— Start Information provided —

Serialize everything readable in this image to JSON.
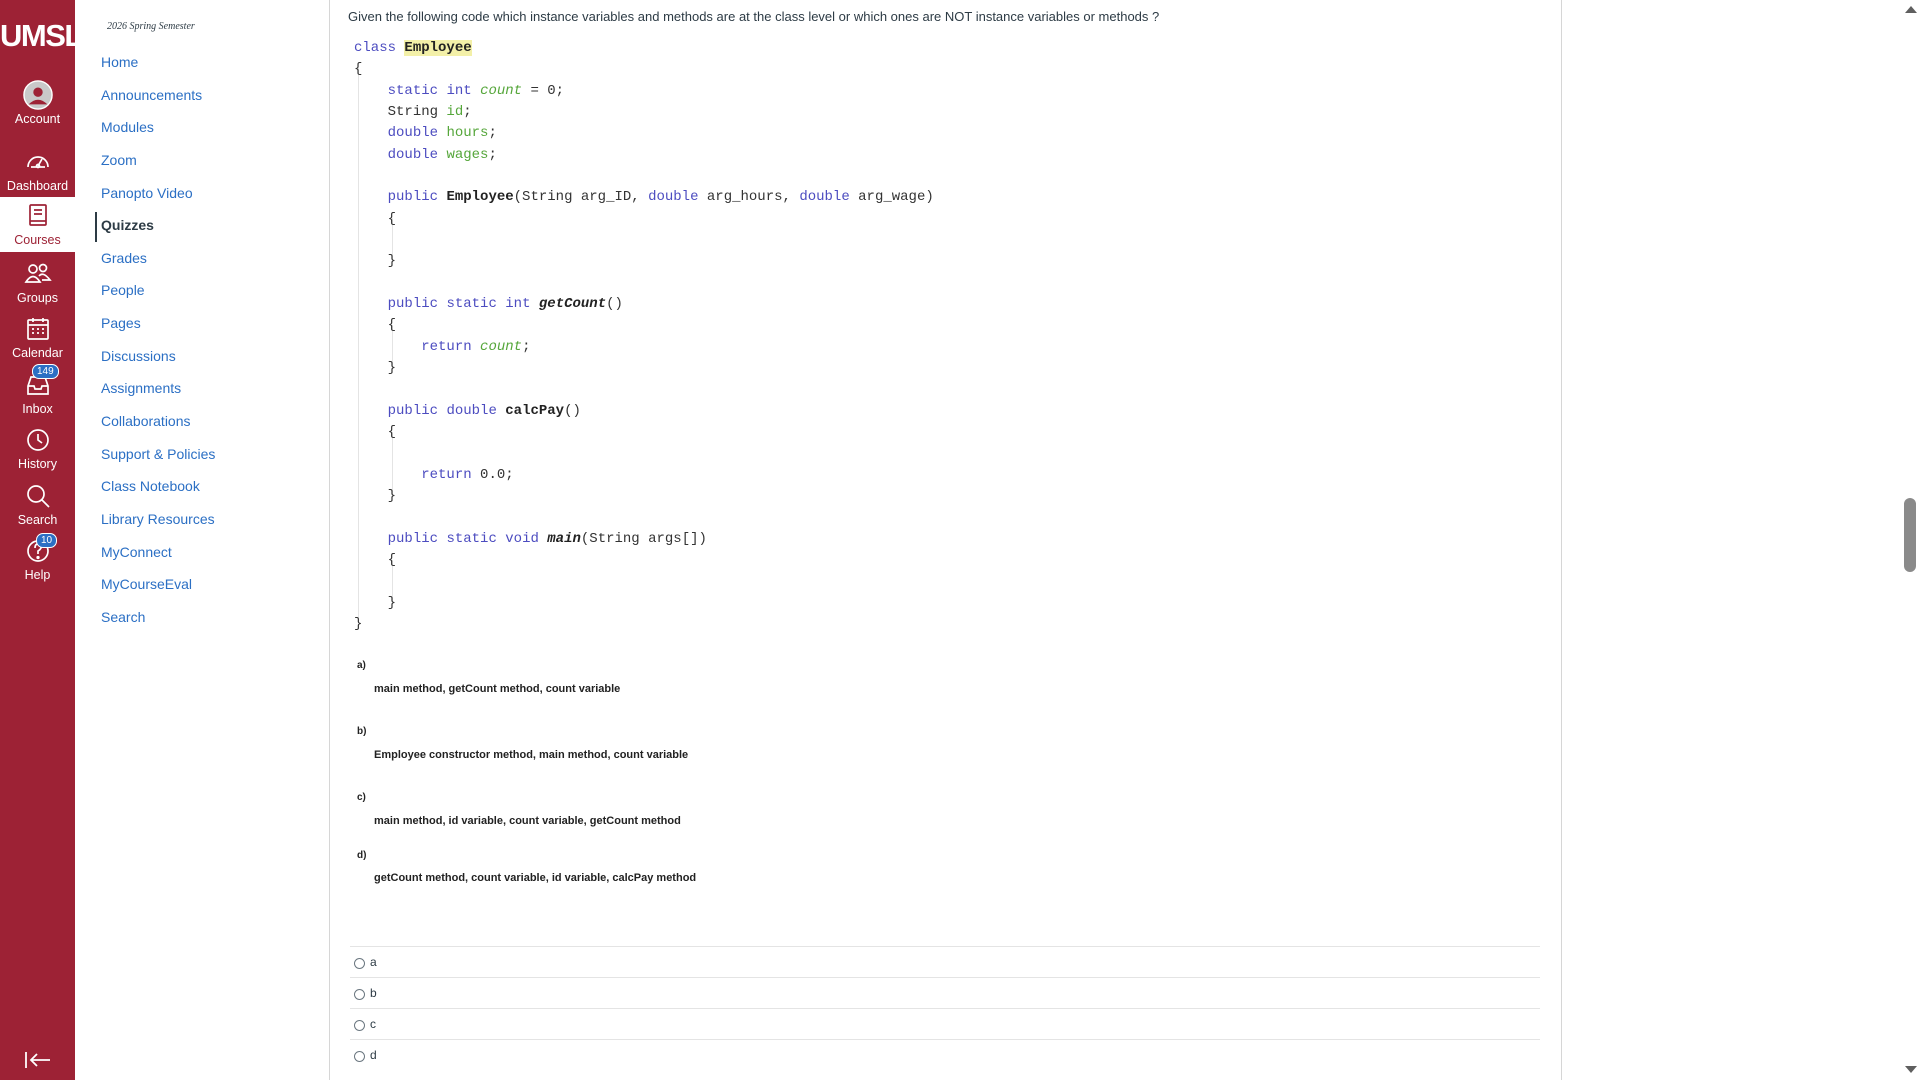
{
  "global_nav": {
    "logo": "UMSL",
    "items": [
      {
        "label": "Account",
        "icon": "account-icon"
      },
      {
        "label": "Dashboard",
        "icon": "dashboard-icon"
      },
      {
        "label": "Courses",
        "icon": "courses-icon",
        "active": true
      },
      {
        "label": "Groups",
        "icon": "groups-icon"
      },
      {
        "label": "Calendar",
        "icon": "calendar-icon"
      },
      {
        "label": "Inbox",
        "icon": "inbox-icon",
        "badge": "149"
      },
      {
        "label": "History",
        "icon": "history-icon"
      },
      {
        "label": "Search",
        "icon": "search-icon"
      },
      {
        "label": "Help",
        "icon": "help-icon",
        "badge": "10"
      }
    ],
    "collapse_icon": "collapse-nav-icon",
    "brand_color": "#9d2235"
  },
  "course_nav": {
    "term": "2026 Spring Semester",
    "items": [
      {
        "label": "Home"
      },
      {
        "label": "Announcements"
      },
      {
        "label": "Modules"
      },
      {
        "label": "Zoom"
      },
      {
        "label": "Panopto Video"
      },
      {
        "label": "Quizzes",
        "active": true
      },
      {
        "label": "Grades"
      },
      {
        "label": "People"
      },
      {
        "label": "Pages"
      },
      {
        "label": "Discussions"
      },
      {
        "label": "Assignments"
      },
      {
        "label": "Collaborations"
      },
      {
        "label": "Support & Policies"
      },
      {
        "label": "Class Notebook"
      },
      {
        "label": "Library Resources"
      },
      {
        "label": "MyConnect"
      },
      {
        "label": "MyCourseEval"
      },
      {
        "label": "Search"
      }
    ],
    "link_color": "#2b6fc4"
  },
  "question": {
    "text": "Given the following code which instance variables and methods are at the class level or which ones are NOT instance variables or methods ?",
    "code": {
      "class_kw": "class",
      "class_name": "Employee",
      "open_brace": "{",
      "close_brace": "}",
      "line_count": "static int count = 0;",
      "line_id": "String id;",
      "line_hours": "double hours;",
      "line_wages": "double wages;",
      "constructor_sig": "public Employee(String arg_ID, double arg_hours, double arg_wage)",
      "getcount_sig": "public static int getCount()",
      "getcount_body": "return count;",
      "calcpay_sig": "public double calcPay()",
      "calcpay_body": "return 0.0;",
      "main_sig": "public static void main(String args[])"
    },
    "options": [
      {
        "letter": "a)",
        "text": "main method, getCount method, count variable"
      },
      {
        "letter": "b)",
        "text": "Employee constructor method, main method, count variable"
      },
      {
        "letter": "c)",
        "text": "main method, id variable, count variable, getCount method"
      },
      {
        "letter": "d)",
        "text": "getCount method, count variable, id variable, calcPay method"
      }
    ],
    "answers": [
      "a",
      "b",
      "c",
      "d"
    ]
  }
}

— End Information provided —

→ **Short exercise**
Find the word "String" in the data and show each line that holds it.

→ **The solution**
      "line_id": "String id;",
      "constructor_sig": "public Employee(String arg_ID, double arg_hours, double arg_wage)",
      "main_sig": "public static void main(String args[])"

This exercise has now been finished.